= WORK ORDER 1 =
Answer these questions from the notebook extract:
(a) What file name does the code pass to pd.read_csv?
(b) What age is listed in the row with index 3?
(c) What is named as the target variable for the entropy computation?
= WORK ORDER 2 =
Output the part of the notebook extract that starts at "from sklearn.model_selection import" and ends at "df.head(10)", copied exactly.

= PAGE EXTRACT =
In [2]:
import numpy as np
import pandas as pd

from sklearn.model_selection import train_test_split
from sklearn.preprocessing import OneHotEncoder, LabelEncoder

In [3]:
df = pd.read_csv("dt.csv")
df.columns = list(map(lambda x: "_".join(x.strip().lower().split()), df.columns))
df.head(10)

Unnamed: 0,loves_popcorn,loves_soda,age,loves_cool_as_ice
0,Yes,Yes,7,No
1,Yes,No,12,No
2,No,Yes,18,Yes
3,No,Yes,35,Yes
4,Yes,Yes,38,Yes
5,Yes,No,50,No
6,No,No,83,No


## Method 1: Entropy + Information Gain

Entropy, entropy_S, for the entire dataset

- We first compute the entropy, entropy_S, for the target variable (`loves_cool_as_ice`).

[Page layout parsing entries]
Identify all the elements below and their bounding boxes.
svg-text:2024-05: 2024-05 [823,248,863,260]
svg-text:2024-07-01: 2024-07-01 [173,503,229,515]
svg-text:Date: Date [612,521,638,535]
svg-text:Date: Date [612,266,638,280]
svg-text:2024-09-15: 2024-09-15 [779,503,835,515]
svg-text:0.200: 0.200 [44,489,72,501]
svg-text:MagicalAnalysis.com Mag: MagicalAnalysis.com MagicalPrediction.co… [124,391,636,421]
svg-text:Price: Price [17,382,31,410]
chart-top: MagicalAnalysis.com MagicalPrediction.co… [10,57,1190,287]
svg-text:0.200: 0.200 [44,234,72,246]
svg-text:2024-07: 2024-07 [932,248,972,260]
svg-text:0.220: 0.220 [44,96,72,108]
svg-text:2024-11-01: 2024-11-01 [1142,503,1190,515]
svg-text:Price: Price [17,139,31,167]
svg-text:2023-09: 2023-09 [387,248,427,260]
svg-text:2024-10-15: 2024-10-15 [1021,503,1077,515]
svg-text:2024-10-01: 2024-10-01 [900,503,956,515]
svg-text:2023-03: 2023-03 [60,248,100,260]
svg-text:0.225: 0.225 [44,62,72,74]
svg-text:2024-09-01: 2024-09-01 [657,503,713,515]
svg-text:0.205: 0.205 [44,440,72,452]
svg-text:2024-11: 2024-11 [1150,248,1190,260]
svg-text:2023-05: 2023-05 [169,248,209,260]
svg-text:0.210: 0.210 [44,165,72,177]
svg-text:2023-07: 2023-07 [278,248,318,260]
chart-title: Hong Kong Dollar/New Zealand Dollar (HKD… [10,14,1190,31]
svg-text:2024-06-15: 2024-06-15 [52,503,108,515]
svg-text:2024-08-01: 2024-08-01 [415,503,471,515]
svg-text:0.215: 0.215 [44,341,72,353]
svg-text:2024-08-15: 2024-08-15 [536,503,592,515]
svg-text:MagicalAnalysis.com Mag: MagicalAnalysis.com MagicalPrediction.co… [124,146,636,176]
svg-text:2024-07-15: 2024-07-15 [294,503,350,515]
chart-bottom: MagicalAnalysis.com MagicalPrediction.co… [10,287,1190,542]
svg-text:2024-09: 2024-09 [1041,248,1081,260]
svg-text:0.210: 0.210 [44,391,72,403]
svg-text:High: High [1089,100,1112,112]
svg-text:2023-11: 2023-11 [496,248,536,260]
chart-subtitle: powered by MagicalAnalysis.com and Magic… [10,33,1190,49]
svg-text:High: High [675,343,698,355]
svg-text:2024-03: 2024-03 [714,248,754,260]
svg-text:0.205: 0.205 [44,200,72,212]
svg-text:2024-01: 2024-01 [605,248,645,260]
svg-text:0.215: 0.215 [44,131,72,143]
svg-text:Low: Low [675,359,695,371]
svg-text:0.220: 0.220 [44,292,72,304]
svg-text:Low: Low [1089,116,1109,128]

= RESPONSE AREA 1 =
(a) dt.csv
(b) 35
(c) loves_cool_as_ice

= RESPONSE AREA 2 =
from sklearn.model_selection import train_test_split
from sklearn.preprocessing import OneHotEncoder, LabelEncoder

In [3]:
df = pd.read_csv("dt.csv")
df.columns = list(map(lambda x: "_".join(x.strip().lower().split()), df.columns))
df.head(10)